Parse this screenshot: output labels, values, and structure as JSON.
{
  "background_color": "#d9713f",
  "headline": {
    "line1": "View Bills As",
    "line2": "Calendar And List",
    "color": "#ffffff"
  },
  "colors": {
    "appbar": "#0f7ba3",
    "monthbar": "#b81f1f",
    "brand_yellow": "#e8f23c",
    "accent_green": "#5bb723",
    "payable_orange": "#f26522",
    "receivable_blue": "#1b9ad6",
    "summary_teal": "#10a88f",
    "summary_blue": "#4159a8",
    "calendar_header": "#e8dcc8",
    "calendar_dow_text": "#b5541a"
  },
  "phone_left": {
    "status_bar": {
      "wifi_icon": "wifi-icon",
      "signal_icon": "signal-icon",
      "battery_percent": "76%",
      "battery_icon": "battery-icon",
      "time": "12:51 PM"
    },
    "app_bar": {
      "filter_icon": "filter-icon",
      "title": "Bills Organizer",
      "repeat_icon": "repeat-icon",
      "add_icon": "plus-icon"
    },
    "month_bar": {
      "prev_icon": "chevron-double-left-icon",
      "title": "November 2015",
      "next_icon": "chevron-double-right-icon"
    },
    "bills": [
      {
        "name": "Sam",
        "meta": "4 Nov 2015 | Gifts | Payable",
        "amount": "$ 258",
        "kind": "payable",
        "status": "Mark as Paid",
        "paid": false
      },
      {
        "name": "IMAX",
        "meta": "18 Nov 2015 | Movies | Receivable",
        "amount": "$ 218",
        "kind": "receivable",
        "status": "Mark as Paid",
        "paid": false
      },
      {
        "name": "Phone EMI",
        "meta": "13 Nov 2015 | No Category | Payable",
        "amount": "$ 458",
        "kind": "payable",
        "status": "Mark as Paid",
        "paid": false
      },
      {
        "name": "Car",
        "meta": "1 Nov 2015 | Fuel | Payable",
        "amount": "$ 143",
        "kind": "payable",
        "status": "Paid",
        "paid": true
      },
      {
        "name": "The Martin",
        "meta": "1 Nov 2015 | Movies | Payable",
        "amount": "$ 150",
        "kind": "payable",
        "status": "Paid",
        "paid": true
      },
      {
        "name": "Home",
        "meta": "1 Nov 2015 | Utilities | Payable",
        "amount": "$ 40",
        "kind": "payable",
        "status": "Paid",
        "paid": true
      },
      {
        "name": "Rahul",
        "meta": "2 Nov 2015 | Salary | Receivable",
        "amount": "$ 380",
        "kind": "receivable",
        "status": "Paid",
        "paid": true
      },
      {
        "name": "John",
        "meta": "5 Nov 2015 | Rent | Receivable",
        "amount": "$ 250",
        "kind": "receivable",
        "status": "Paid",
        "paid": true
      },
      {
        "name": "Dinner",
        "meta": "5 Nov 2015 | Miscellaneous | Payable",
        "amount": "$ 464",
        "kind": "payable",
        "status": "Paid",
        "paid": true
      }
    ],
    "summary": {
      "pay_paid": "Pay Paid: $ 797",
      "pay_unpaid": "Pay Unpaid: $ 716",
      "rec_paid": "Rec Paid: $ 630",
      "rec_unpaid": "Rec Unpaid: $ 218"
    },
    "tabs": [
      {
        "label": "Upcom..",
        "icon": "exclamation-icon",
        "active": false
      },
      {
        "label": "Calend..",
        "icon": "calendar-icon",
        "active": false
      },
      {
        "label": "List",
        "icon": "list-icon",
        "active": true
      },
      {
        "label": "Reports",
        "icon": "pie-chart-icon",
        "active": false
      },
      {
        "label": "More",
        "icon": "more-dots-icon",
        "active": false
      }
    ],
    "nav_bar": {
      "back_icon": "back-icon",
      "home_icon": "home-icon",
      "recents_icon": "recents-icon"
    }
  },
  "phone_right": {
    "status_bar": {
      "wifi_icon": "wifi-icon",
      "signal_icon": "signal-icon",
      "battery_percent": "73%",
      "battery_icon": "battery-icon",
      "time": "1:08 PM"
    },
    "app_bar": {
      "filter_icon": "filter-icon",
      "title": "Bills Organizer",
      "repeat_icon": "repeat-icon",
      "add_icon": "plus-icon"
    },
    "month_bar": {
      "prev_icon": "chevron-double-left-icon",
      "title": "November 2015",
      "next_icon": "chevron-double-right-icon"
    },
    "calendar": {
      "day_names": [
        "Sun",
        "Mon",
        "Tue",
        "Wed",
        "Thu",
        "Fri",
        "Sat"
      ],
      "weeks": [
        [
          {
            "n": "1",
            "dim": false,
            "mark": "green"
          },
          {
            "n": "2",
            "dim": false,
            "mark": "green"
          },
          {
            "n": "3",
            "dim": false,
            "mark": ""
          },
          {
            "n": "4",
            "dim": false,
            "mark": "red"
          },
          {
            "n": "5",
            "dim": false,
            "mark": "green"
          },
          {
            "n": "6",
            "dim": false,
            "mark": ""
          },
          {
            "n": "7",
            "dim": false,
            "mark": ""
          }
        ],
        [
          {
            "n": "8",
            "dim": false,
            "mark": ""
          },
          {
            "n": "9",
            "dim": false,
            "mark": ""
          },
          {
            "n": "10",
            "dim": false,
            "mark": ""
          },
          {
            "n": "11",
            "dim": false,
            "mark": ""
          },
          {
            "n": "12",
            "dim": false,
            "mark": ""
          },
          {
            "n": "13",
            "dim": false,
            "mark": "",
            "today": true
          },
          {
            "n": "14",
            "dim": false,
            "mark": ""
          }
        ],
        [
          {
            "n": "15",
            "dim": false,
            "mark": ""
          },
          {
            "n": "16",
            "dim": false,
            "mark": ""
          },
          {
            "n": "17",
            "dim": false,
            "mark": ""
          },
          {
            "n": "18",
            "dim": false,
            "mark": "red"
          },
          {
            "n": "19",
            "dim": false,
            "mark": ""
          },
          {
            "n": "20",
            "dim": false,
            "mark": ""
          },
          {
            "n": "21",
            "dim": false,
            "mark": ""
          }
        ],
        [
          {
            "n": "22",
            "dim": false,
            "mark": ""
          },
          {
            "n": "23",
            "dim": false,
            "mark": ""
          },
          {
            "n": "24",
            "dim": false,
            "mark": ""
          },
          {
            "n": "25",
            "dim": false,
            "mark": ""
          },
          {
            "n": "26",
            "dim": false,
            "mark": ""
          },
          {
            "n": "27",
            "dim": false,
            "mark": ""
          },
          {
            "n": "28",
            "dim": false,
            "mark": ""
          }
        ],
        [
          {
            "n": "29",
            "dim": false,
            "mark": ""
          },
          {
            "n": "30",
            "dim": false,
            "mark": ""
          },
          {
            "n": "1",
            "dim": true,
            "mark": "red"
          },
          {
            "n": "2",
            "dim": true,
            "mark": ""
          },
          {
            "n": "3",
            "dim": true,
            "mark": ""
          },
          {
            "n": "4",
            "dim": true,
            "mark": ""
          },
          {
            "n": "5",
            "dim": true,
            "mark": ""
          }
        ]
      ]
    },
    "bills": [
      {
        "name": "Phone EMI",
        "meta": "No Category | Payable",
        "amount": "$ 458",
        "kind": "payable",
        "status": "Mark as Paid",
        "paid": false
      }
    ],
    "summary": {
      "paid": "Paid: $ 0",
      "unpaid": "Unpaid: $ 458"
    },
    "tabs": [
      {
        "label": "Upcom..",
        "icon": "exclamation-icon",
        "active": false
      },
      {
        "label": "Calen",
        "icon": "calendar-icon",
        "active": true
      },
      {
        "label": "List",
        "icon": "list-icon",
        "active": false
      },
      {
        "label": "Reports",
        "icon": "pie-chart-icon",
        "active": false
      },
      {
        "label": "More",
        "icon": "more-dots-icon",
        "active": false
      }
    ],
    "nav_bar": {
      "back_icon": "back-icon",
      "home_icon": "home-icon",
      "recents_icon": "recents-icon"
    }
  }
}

WHAT TO PRODUCE: Write the listing out again, exactly as shown above.

SOLUTION TO THIS EXERCISE:
Parse this screenshot: output labels, values, and structure as JSON.
{
  "background_color": "#d9713f",
  "headline": {
    "line1": "View Bills As",
    "line2": "Calendar And List",
    "color": "#ffffff"
  },
  "colors": {
    "appbar": "#0f7ba3",
    "monthbar": "#b81f1f",
    "brand_yellow": "#e8f23c",
    "accent_green": "#5bb723",
    "payable_orange": "#f26522",
    "receivable_blue": "#1b9ad6",
    "summary_teal": "#10a88f",
    "summary_blue": "#4159a8",
    "calendar_header": "#e8dcc8",
    "calendar_dow_text": "#b5541a"
  },
  "phone_left": {
    "status_bar": {
      "wifi_icon": "wifi-icon",
      "signal_icon": "signal-icon",
      "battery_percent": "76%",
      "battery_icon": "battery-icon",
      "time": "12:51 PM"
    },
    "app_bar": {
      "filter_icon": "filter-icon",
      "title": "Bills Organizer",
      "repeat_icon": "repeat-icon",
      "add_icon": "plus-icon"
    },
    "month_bar": {
      "prev_icon": "chevron-double-left-icon",
      "title": "November 2015",
      "next_icon": "chevron-double-right-icon"
    },
    "bills": [
      {
        "name": "Sam",
        "meta": "4 Nov 2015 | Gifts | Payable",
        "amount": "$ 258",
        "kind": "payable",
        "status": "Mark as Paid",
        "paid": false
      },
      {
        "name": "IMAX",
        "meta": "18 Nov 2015 | Movies | Receivable",
        "amount": "$ 218",
        "kind": "receivable",
        "status": "Mark as Paid",
        "paid": false
      },
      {
        "name": "Phone EMI",
        "meta": "13 Nov 2015 | No Category | Payable",
        "amount": "$ 458",
        "kind": "payable",
        "status": "Mark as Paid",
        "paid": false
      },
      {
        "name": "Car",
        "meta": "1 Nov 2015 | Fuel | Payable",
        "amount": "$ 143",
        "kind": "payable",
        "status": "Paid",
        "paid": true
      },
      {
        "name": "The Martin",
        "meta": "1 Nov 2015 | Movies | Payable",
        "amount": "$ 150",
        "kind": "payable",
        "status": "Paid",
        "paid": true
      },
      {
        "name": "Home",
        "meta": "1 Nov 2015 | Utilities | Payable",
        "amount": "$ 40",
        "kind": "payable",
        "status": "Paid",
        "paid": true
      },
      {
        "name": "Rahul",
        "meta": "2 Nov 2015 | Salary | Receivable",
        "amount": "$ 380",
        "kind": "receivable",
        "status": "Paid",
        "paid": true
      },
      {
        "name": "John",
        "meta": "5 Nov 2015 | Rent | Receivable",
        "amount": "$ 250",
        "kind": "receivable",
        "status": "Paid",
        "paid": true
      },
      {
        "name": "Dinner",
        "meta": "5 Nov 2015 | Miscellaneous | Payable",
        "amount": "$ 464",
        "kind": "payable",
        "status": "Paid",
        "paid": true
      }
    ],
    "summary": {
      "pay_paid": "Pay Paid: $ 797",
      "pay_unpaid": "Pay Unpaid: $ 716",
      "rec_paid": "Rec Paid: $ 630",
      "rec_unpaid": "Rec Unpaid: $ 218"
    },
    "tabs": [
      {
        "label": "Upcom..",
        "icon": "exclamation-icon",
        "active": false
      },
      {
        "label": "Calend..",
        "icon": "calendar-icon",
        "active": false
      },
      {
        "label": "List",
        "icon": "list-icon",
        "active": true
      },
      {
        "label": "Reports",
        "icon": "pie-chart-icon",
        "active": false
      },
      {
        "label": "More",
        "icon": "more-dots-icon",
        "active": false
      }
    ],
    "nav_bar": {
      "back_icon": "back-icon",
      "home_icon": "home-icon",
      "recents_icon": "recents-icon"
    }
  },
  "phone_right": {
    "status_bar": {
      "wifi_icon": "wifi-icon",
      "signal_icon": "signal-icon",
      "battery_percent": "73%",
      "battery_icon": "battery-icon",
      "time": "1:08 PM"
    },
    "app_bar": {
      "filter_icon": "filter-icon",
      "title": "Bills Organizer",
      "repeat_icon": "repeat-icon",
      "add_icon": "plus-icon"
    },
    "month_bar": {
      "prev_icon": "chevron-double-left-icon",
      "title": "November 2015",
      "next_icon": "chevron-double-right-icon"
    },
    "calendar": {
      "day_names": [
        "Sun",
        "Mon",
        "Tue",
        "Wed",
        "Thu",
        "Fri",
        "Sat"
      ],
      "weeks": [
        [
          {
            "n": "1",
            "dim": false,
            "mark": "green"
          },
          {
            "n": "2",
            "dim": false,
            "mark": "green"
          },
          {
            "n": "3",
            "dim": false,
            "mark": ""
          },
          {
            "n": "4",
            "dim": false,
            "mark": "red"
          },
          {
            "n": "5",
            "dim": false,
            "mark": "green"
          },
          {
            "n": "6",
            "dim": false,
            "mark": ""
          },
          {
            "n": "7",
            "dim": false,
            "mark": ""
          }
        ],
        [
          {
            "n": "8",
            "dim": false,
            "mark": ""
          },
          {
            "n": "9",
            "dim": false,
            "mark": ""
          },
          {
            "n": "10",
            "dim": false,
            "mark": ""
          },
          {
            "n": "11",
            "dim": false,
            "mark": ""
          },
          {
            "n": "12",
            "dim": false,
            "mark": ""
          },
          {
            "n": "13",
            "dim": false,
            "mark": "",
            "today": true
          },
          {
            "n": "14",
            "dim": false,
            "mark": ""
          }
        ],
        [
          {
            "n": "15",
            "dim": false,
            "mark": ""
          },
          {
            "n": "16",
            "dim": false,
            "mark": ""
          },
          {
            "n": "17",
            "dim": false,
            "mark": ""
          },
          {
            "n": "18",
            "dim": false,
            "mark": "red"
          },
          {
            "n": "19",
            "dim": false,
            "mark": ""
          },
          {
            "n": "20",
            "dim": false,
            "mark": ""
          },
          {
            "n": "21",
            "dim": false,
            "mark": ""
          }
        ],
        [
          {
            "n": "22",
            "dim": false,
            "mark": ""
          },
          {
            "n": "23",
            "dim": false,
            "mark": ""
          },
          {
            "n": "24",
            "dim": false,
            "mark": ""
          },
          {
            "n": "25",
            "dim": false,
            "mark": ""
          },
          {
            "n": "26",
            "dim": false,
            "mark": ""
          },
          {
            "n": "27",
            "dim": false,
            "mark": ""
          },
          {
            "n": "28",
            "dim": false,
            "mark": ""
          }
        ],
        [
          {
            "n": "29",
            "dim": false,
            "mark": ""
          },
          {
            "n": "30",
            "dim": false,
            "mark": ""
          },
          {
            "n": "1",
            "dim": true,
            "mark": "red"
          },
          {
            "n": "2",
            "dim": true,
            "mark": ""
          },
          {
            "n": "3",
            "dim": true,
            "mark": ""
          },
          {
            "n": "4",
            "dim": true,
            "mark": ""
          },
          {
            "n": "5",
            "dim": true,
            "mark": ""
          }
        ]
      ]
    },
    "bills": [
      {
        "name": "Phone EMI",
        "meta": "No Category | Payable",
        "amount": "$ 458",
        "kind": "payable",
        "status": "Mark as Paid",
        "paid": false
      }
    ],
    "summary": {
      "paid": "Paid: $ 0",
      "unpaid": "Unpaid: $ 458"
    },
    "tabs": [
      {
        "label": "Upcom..",
        "icon": "exclamation-icon",
        "active": false
      },
      {
        "label": "Calen",
        "icon": "calendar-icon",
        "active": true
      },
      {
        "label": "List",
        "icon": "list-icon",
        "active": false
      },
      {
        "label": "Reports",
        "icon": "pie-chart-icon",
        "active": false
      },
      {
        "label": "More",
        "icon": "more-dots-icon",
        "active": false
      }
    ],
    "nav_bar": {
      "back_icon": "back-icon",
      "home_icon": "home-icon",
      "recents_icon": "recents-icon"
    }
  }
}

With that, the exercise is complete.